Written request
Quote the listing in full, exactly as given, minus any pictures.

Entries with figure data

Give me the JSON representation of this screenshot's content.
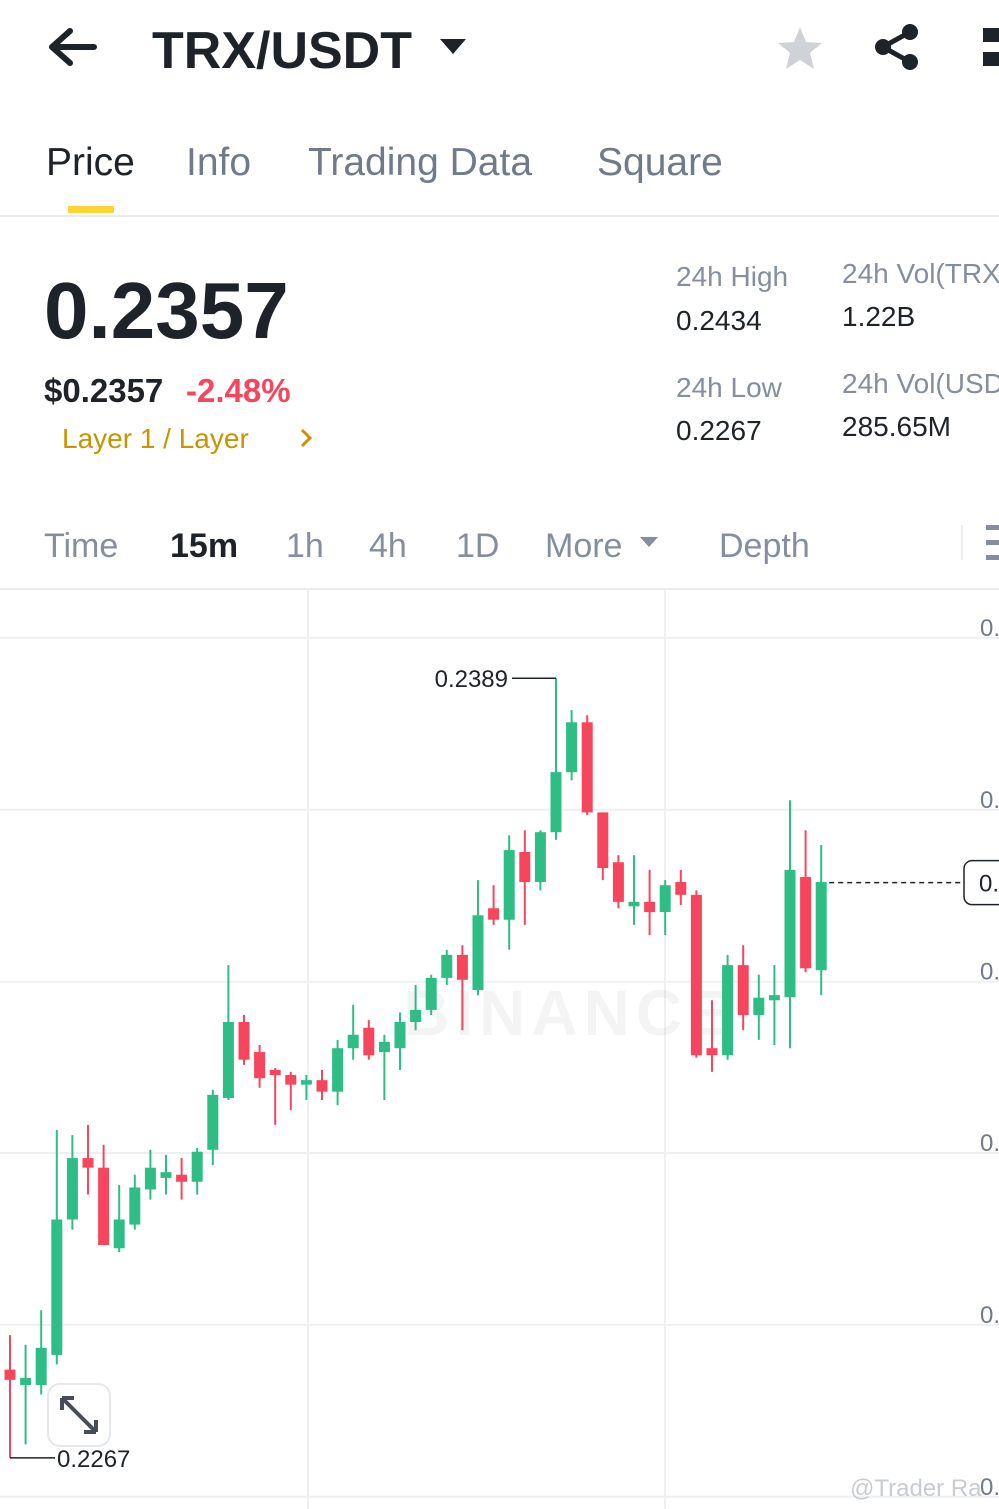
{
  "header": {
    "title": "TRX/USDT"
  },
  "tabs": [
    "Price",
    "Info",
    "Trading Data",
    "Square"
  ],
  "price": {
    "last": "0.2357",
    "usd": "$0.2357",
    "change": "-2.48%",
    "tag": "Layer 1 / Layer"
  },
  "stats": [
    {
      "label": "24h High",
      "value": "0.2434"
    },
    {
      "label": "24h Vol(TRX",
      "value": "1.22B"
    },
    {
      "label": "24h Low",
      "value": "0.2267"
    },
    {
      "label": "24h Vol(USD",
      "value": "285.65M"
    }
  ],
  "intervals": [
    "Time",
    "15m",
    "1h",
    "4h",
    "1D",
    "More",
    "Depth"
  ],
  "chart_data": {
    "type": "candlestick",
    "up_color": "#2ebd85",
    "down_color": "#f6465d",
    "open": [
      0.22808,
      0.22784,
      0.22784,
      0.22831,
      0.23043,
      0.23139,
      0.23124,
      0.22998,
      0.23035,
      0.2309,
      0.23108,
      0.23113,
      0.23102,
      0.23152,
      0.23233,
      0.23352,
      0.23305,
      0.23277,
      0.23269,
      0.23254,
      0.23261,
      0.23243,
      0.23311,
      0.23343,
      0.23305,
      0.23311,
      0.23352,
      0.23371,
      0.23421,
      0.23457,
      0.23402,
      0.2353,
      0.23512,
      0.23618,
      0.23571,
      0.23649,
      0.23743,
      0.23821,
      0.2368,
      0.23602,
      0.23533,
      0.2354,
      0.23524,
      0.23571,
      0.23551,
      0.23311,
      0.233,
      0.23441,
      0.23363,
      0.23386,
      0.23391,
      0.23579,
      0.23433
    ],
    "high": [
      0.22862,
      0.22847,
      0.22901,
      0.23183,
      0.23175,
      0.23191,
      0.2316,
      0.23097,
      0.23113,
      0.23152,
      0.23144,
      0.23139,
      0.23155,
      0.23246,
      0.23441,
      0.23363,
      0.23316,
      0.2328,
      0.23274,
      0.23269,
      0.23277,
      0.23324,
      0.23379,
      0.23355,
      0.23332,
      0.23367,
      0.2341,
      0.23426,
      0.23465,
      0.23472,
      0.23574,
      0.23566,
      0.23644,
      0.23652,
      0.23652,
      0.2389,
      0.2384,
      0.23832,
      0.2368,
      0.23613,
      0.23613,
      0.2359,
      0.23574,
      0.2359,
      0.23558,
      0.23386,
      0.23457,
      0.23472,
      0.23426,
      0.23441,
      0.23699,
      0.23652,
      0.23629
    ],
    "low": [
      0.2267,
      0.22691,
      0.22769,
      0.22816,
      0.23027,
      0.23082,
      0.23003,
      0.22992,
      0.23027,
      0.23074,
      0.23082,
      0.23074,
      0.23082,
      0.23128,
      0.2323,
      0.23285,
      0.23249,
      0.23191,
      0.23214,
      0.2323,
      0.2323,
      0.23222,
      0.23293,
      0.23293,
      0.2323,
      0.23277,
      0.23339,
      0.23363,
      0.2341,
      0.23339,
      0.23394,
      0.23504,
      0.23465,
      0.23504,
      0.23558,
      0.23637,
      0.2373,
      0.23676,
      0.23574,
      0.2353,
      0.23504,
      0.23488,
      0.23488,
      0.23535,
      0.23296,
      0.23274,
      0.23293,
      0.23339,
      0.23324,
      0.23316,
      0.23311,
      0.2343,
      0.23394
    ],
    "close": [
      0.22792,
      0.22795,
      0.22842,
      0.23043,
      0.23139,
      0.23124,
      0.23003,
      0.23043,
      0.23093,
      0.23124,
      0.23117,
      0.23102,
      0.23149,
      0.23238,
      0.23352,
      0.23293,
      0.23264,
      0.23269,
      0.23254,
      0.23261,
      0.23243,
      0.23311,
      0.23332,
      0.233,
      0.23321,
      0.23352,
      0.23371,
      0.23421,
      0.23457,
      0.23418,
      0.23519,
      0.23512,
      0.23621,
      0.23571,
      0.23649,
      0.23743,
      0.23821,
      0.2368,
      0.23593,
      0.2354,
      0.2354,
      0.23524,
      0.23566,
      0.23551,
      0.233,
      0.233,
      0.23441,
      0.23363,
      0.2339,
      0.23394,
      0.2359,
      0.23436,
      0.23571
    ],
    "ylim": [
      0.22604,
      0.24028
    ],
    "yticks": [
      {
        "value": 0.23953,
        "label": "0."
      },
      {
        "value": 0.23684,
        "label": "0."
      },
      {
        "value": 0.23415,
        "label": "0."
      },
      {
        "value": 0.23147,
        "label": "0."
      },
      {
        "value": 0.22878,
        "label": "0."
      },
      {
        "value": 0.22609,
        "label": "0."
      }
    ],
    "last_price": 0.2357,
    "last_price_label": "0.",
    "annotations": [
      0.2389,
      0.2267
    ],
    "watermark": "BINANCE"
  },
  "credit": "@Trader Ra"
}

Written solution
Give me the JSON representation of this screenshot's content.
{
  "header": {
    "title": "TRX/USDT"
  },
  "tabs": [
    "Price",
    "Info",
    "Trading Data",
    "Square"
  ],
  "price": {
    "last": "0.2357",
    "usd": "$0.2357",
    "change": "-2.48%",
    "tag": "Layer 1 / Layer"
  },
  "stats": [
    {
      "label": "24h High",
      "value": "0.2434"
    },
    {
      "label": "24h Vol(TRX",
      "value": "1.22B"
    },
    {
      "label": "24h Low",
      "value": "0.2267"
    },
    {
      "label": "24h Vol(USD",
      "value": "285.65M"
    }
  ],
  "intervals": [
    "Time",
    "15m",
    "1h",
    "4h",
    "1D",
    "More",
    "Depth"
  ],
  "chart_data": {
    "type": "candlestick",
    "up_color": "#2ebd85",
    "down_color": "#f6465d",
    "open": [
      0.22808,
      0.22784,
      0.22784,
      0.22831,
      0.23043,
      0.23139,
      0.23124,
      0.22998,
      0.23035,
      0.2309,
      0.23108,
      0.23113,
      0.23102,
      0.23152,
      0.23233,
      0.23352,
      0.23305,
      0.23277,
      0.23269,
      0.23254,
      0.23261,
      0.23243,
      0.23311,
      0.23343,
      0.23305,
      0.23311,
      0.23352,
      0.23371,
      0.23421,
      0.23457,
      0.23402,
      0.2353,
      0.23512,
      0.23618,
      0.23571,
      0.23649,
      0.23743,
      0.23821,
      0.2368,
      0.23602,
      0.23533,
      0.2354,
      0.23524,
      0.23571,
      0.23551,
      0.23311,
      0.233,
      0.23441,
      0.23363,
      0.23386,
      0.23391,
      0.23579,
      0.23433
    ],
    "high": [
      0.22862,
      0.22847,
      0.22901,
      0.23183,
      0.23175,
      0.23191,
      0.2316,
      0.23097,
      0.23113,
      0.23152,
      0.23144,
      0.23139,
      0.23155,
      0.23246,
      0.23441,
      0.23363,
      0.23316,
      0.2328,
      0.23274,
      0.23269,
      0.23277,
      0.23324,
      0.23379,
      0.23355,
      0.23332,
      0.23367,
      0.2341,
      0.23426,
      0.23465,
      0.23472,
      0.23574,
      0.23566,
      0.23644,
      0.23652,
      0.23652,
      0.2389,
      0.2384,
      0.23832,
      0.2368,
      0.23613,
      0.23613,
      0.2359,
      0.23574,
      0.2359,
      0.23558,
      0.23386,
      0.23457,
      0.23472,
      0.23426,
      0.23441,
      0.23699,
      0.23652,
      0.23629
    ],
    "low": [
      0.2267,
      0.22691,
      0.22769,
      0.22816,
      0.23027,
      0.23082,
      0.23003,
      0.22992,
      0.23027,
      0.23074,
      0.23082,
      0.23074,
      0.23082,
      0.23128,
      0.2323,
      0.23285,
      0.23249,
      0.23191,
      0.23214,
      0.2323,
      0.2323,
      0.23222,
      0.23293,
      0.23293,
      0.2323,
      0.23277,
      0.23339,
      0.23363,
      0.2341,
      0.23339,
      0.23394,
      0.23504,
      0.23465,
      0.23504,
      0.23558,
      0.23637,
      0.2373,
      0.23676,
      0.23574,
      0.2353,
      0.23504,
      0.23488,
      0.23488,
      0.23535,
      0.23296,
      0.23274,
      0.23293,
      0.23339,
      0.23324,
      0.23316,
      0.23311,
      0.2343,
      0.23394
    ],
    "close": [
      0.22792,
      0.22795,
      0.22842,
      0.23043,
      0.23139,
      0.23124,
      0.23003,
      0.23043,
      0.23093,
      0.23124,
      0.23117,
      0.23102,
      0.23149,
      0.23238,
      0.23352,
      0.23293,
      0.23264,
      0.23269,
      0.23254,
      0.23261,
      0.23243,
      0.23311,
      0.23332,
      0.233,
      0.23321,
      0.23352,
      0.23371,
      0.23421,
      0.23457,
      0.23418,
      0.23519,
      0.23512,
      0.23621,
      0.23571,
      0.23649,
      0.23743,
      0.23821,
      0.2368,
      0.23593,
      0.2354,
      0.2354,
      0.23524,
      0.23566,
      0.23551,
      0.233,
      0.233,
      0.23441,
      0.23363,
      0.2339,
      0.23394,
      0.2359,
      0.23436,
      0.23571
    ],
    "ylim": [
      0.22604,
      0.24028
    ],
    "yticks": [
      {
        "value": 0.23953,
        "label": "0."
      },
      {
        "value": 0.23684,
        "label": "0."
      },
      {
        "value": 0.23415,
        "label": "0."
      },
      {
        "value": 0.23147,
        "label": "0."
      },
      {
        "value": 0.22878,
        "label": "0."
      },
      {
        "value": 0.22609,
        "label": "0."
      }
    ],
    "last_price": 0.2357,
    "last_price_label": "0.",
    "annotations": [
      0.2389,
      0.2267
    ],
    "watermark": "BINANCE"
  },
  "credit": "@Trader Ra"
}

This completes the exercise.